* _WORKING DATA_
※ ※ ※
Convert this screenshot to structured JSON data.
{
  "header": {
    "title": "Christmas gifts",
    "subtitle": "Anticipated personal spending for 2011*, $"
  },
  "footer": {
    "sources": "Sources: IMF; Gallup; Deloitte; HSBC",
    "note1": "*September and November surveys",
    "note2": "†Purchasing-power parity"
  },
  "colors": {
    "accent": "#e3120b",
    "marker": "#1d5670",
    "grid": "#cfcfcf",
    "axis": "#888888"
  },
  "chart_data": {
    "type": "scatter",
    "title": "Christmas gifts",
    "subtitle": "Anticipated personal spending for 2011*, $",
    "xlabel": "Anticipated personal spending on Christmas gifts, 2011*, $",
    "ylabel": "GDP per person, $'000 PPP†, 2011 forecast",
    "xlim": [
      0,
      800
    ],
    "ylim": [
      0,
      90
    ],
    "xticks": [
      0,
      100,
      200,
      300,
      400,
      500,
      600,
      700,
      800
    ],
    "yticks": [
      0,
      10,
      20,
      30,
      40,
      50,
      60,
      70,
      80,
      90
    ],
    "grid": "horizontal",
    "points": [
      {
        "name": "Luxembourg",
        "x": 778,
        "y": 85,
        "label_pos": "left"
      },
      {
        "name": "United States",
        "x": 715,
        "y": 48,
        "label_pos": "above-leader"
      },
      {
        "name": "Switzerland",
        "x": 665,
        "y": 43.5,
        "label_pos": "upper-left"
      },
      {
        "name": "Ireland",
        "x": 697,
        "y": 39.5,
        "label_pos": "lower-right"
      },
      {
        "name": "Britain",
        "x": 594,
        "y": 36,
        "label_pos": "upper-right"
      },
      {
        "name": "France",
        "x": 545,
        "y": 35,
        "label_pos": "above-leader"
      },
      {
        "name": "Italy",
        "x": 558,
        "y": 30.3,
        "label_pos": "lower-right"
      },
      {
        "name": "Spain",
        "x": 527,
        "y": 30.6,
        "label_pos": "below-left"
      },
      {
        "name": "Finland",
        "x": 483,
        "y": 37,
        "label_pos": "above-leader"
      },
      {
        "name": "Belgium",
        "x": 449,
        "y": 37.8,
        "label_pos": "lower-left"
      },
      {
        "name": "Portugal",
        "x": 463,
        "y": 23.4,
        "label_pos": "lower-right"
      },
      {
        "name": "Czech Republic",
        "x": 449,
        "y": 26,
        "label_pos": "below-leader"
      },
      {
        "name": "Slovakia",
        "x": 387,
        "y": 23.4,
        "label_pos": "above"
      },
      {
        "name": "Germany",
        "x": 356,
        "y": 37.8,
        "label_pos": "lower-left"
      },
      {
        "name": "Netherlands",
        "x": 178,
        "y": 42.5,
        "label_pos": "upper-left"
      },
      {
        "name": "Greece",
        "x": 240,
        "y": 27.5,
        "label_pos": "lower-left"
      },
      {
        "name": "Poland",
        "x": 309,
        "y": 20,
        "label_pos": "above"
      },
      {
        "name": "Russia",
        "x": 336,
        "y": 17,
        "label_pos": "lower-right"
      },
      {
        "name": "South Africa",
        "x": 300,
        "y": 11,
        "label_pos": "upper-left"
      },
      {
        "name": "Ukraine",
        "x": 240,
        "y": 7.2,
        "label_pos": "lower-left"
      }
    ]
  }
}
※ ※ ※
* _PROBLEM TO WORK ON_
Show all lines in the entries above where the word "below" appears.

* _RESPONSE TO THE EXERCISE_
        "label_pos": "below-left"
        "label_pos": "below-leader"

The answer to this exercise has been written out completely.